* WHAT TO WORK ON
Reproduce the records. Keep every word exact and include no images.

* TASK INPUT
============================================================

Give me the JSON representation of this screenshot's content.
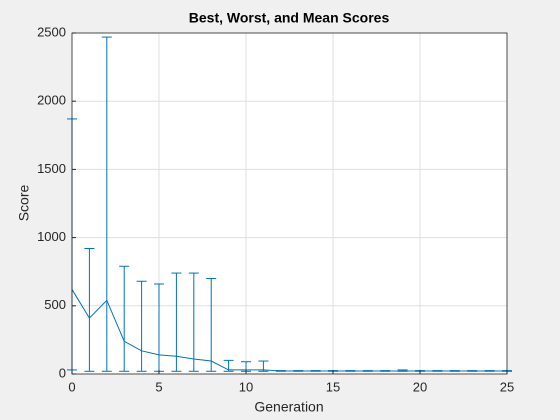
{
  "chart_data": {
    "type": "errorbar",
    "title": "Best, Worst, and Mean Scores",
    "x_label": "Generation",
    "y_label": "Score",
    "x": [
      0,
      1,
      2,
      3,
      4,
      5,
      6,
      7,
      8,
      9,
      10,
      11,
      12,
      13,
      14,
      15,
      16,
      17,
      18,
      19,
      20,
      21,
      22,
      23,
      24,
      25
    ],
    "mean": [
      620,
      410,
      540,
      240,
      170,
      140,
      130,
      110,
      95,
      30,
      30,
      30,
      22,
      22,
      22,
      22,
      22,
      22,
      22,
      22,
      22,
      22,
      22,
      22,
      22,
      22
    ],
    "best": [
      30,
      20,
      20,
      20,
      20,
      20,
      20,
      20,
      20,
      20,
      20,
      20,
      20,
      20,
      20,
      20,
      20,
      20,
      20,
      20,
      20,
      20,
      20,
      20,
      20,
      20
    ],
    "worst": [
      1870,
      920,
      2470,
      790,
      680,
      660,
      740,
      740,
      700,
      100,
      90,
      95,
      25,
      25,
      25,
      25,
      25,
      25,
      25,
      30,
      25,
      25,
      25,
      25,
      25,
      25
    ],
    "color": "#0072bd",
    "xlim": [
      0,
      25
    ],
    "xticks": [
      0,
      5,
      10,
      15,
      20,
      25
    ],
    "ylim": [
      0,
      2500
    ],
    "yticks": [
      0,
      500,
      1000,
      1500,
      2000,
      2500
    ],
    "grid": true
  }
}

============================================================

* PROBLEM SOLUTION
Give me the JSON representation of this screenshot's content.
{
  "chart_data": {
    "type": "errorbar",
    "title": "Best, Worst, and Mean Scores",
    "x_label": "Generation",
    "y_label": "Score",
    "x": [
      0,
      1,
      2,
      3,
      4,
      5,
      6,
      7,
      8,
      9,
      10,
      11,
      12,
      13,
      14,
      15,
      16,
      17,
      18,
      19,
      20,
      21,
      22,
      23,
      24,
      25
    ],
    "mean": [
      620,
      410,
      540,
      240,
      170,
      140,
      130,
      110,
      95,
      30,
      30,
      30,
      22,
      22,
      22,
      22,
      22,
      22,
      22,
      22,
      22,
      22,
      22,
      22,
      22,
      22
    ],
    "best": [
      30,
      20,
      20,
      20,
      20,
      20,
      20,
      20,
      20,
      20,
      20,
      20,
      20,
      20,
      20,
      20,
      20,
      20,
      20,
      20,
      20,
      20,
      20,
      20,
      20,
      20
    ],
    "worst": [
      1870,
      920,
      2470,
      790,
      680,
      660,
      740,
      740,
      700,
      100,
      90,
      95,
      25,
      25,
      25,
      25,
      25,
      25,
      25,
      30,
      25,
      25,
      25,
      25,
      25,
      25
    ],
    "color": "#0072bd",
    "xlim": [
      0,
      25
    ],
    "xticks": [
      0,
      5,
      10,
      15,
      20,
      25
    ],
    "ylim": [
      0,
      2500
    ],
    "yticks": [
      0,
      500,
      1000,
      1500,
      2000,
      2500
    ],
    "grid": true
  }
}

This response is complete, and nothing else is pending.